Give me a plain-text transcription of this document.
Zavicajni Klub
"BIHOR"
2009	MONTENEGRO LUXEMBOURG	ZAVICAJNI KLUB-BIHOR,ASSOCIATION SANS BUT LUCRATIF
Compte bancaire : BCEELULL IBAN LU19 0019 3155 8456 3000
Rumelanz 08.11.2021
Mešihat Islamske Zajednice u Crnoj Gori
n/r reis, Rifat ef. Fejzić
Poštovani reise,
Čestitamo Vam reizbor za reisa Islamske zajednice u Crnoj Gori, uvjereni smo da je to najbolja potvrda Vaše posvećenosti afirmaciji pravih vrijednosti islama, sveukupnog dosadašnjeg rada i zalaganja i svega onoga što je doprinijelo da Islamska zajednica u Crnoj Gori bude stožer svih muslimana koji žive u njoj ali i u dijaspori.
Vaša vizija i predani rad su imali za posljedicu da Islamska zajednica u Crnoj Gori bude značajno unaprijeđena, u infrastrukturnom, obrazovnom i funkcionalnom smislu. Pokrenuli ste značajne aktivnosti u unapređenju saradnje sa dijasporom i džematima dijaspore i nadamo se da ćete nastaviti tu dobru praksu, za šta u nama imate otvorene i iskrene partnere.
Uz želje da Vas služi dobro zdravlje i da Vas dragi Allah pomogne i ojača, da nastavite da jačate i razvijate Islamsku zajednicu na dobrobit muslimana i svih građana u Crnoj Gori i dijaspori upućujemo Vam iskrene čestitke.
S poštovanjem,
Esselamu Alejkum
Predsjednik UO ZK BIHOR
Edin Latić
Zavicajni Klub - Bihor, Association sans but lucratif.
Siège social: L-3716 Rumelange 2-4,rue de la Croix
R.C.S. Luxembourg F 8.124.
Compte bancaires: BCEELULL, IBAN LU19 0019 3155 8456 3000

###

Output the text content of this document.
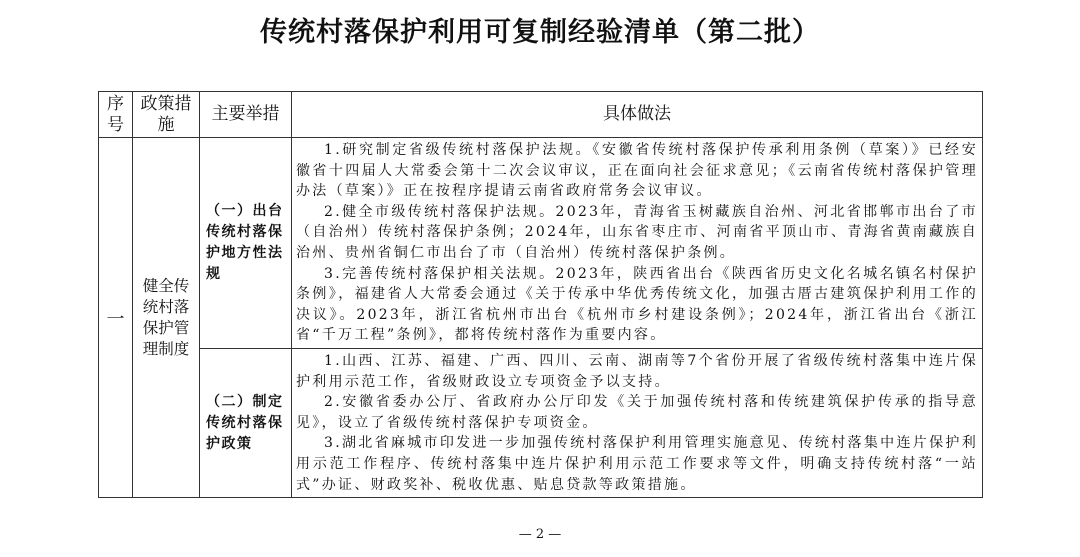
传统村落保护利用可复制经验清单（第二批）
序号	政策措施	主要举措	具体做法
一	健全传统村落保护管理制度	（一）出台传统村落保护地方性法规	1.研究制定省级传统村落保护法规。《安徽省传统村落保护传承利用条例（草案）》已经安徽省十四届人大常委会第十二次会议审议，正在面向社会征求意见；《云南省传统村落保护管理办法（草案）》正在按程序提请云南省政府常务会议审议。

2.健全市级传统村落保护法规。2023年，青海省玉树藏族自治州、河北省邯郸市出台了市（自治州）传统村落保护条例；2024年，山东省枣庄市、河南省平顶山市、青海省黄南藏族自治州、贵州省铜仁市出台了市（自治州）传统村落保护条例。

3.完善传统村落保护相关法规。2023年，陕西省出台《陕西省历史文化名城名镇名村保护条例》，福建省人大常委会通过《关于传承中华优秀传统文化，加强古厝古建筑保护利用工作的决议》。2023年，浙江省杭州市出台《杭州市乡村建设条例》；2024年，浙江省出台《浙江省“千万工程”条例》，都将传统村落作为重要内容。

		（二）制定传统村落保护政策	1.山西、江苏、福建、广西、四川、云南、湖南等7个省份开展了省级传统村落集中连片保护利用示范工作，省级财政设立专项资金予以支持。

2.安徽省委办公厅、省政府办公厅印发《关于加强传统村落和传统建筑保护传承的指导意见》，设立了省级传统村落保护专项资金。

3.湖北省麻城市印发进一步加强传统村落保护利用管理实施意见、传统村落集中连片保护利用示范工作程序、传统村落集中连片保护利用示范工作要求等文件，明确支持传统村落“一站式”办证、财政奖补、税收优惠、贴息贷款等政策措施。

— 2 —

###

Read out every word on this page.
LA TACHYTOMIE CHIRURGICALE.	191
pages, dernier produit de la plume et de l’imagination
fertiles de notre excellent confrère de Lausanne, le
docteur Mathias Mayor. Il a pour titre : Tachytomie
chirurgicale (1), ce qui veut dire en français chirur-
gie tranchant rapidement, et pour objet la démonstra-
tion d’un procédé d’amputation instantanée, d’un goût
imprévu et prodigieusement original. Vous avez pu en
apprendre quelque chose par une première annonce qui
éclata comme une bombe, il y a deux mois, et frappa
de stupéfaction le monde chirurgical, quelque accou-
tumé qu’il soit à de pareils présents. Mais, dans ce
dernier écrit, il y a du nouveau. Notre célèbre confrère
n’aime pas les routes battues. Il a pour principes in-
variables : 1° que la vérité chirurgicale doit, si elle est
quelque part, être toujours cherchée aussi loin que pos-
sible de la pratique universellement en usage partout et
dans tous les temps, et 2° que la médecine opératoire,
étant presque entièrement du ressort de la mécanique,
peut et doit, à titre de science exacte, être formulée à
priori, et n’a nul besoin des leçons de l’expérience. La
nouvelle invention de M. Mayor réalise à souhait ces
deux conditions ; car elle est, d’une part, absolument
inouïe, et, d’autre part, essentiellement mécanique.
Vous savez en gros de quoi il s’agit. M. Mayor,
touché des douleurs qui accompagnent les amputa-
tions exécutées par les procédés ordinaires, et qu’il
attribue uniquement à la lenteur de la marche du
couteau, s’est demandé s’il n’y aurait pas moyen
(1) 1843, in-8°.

###

▶ **Problem details**
In the material above, how many lines hold the word "IBAN"? Say only the number.

▶ **Full solution**
2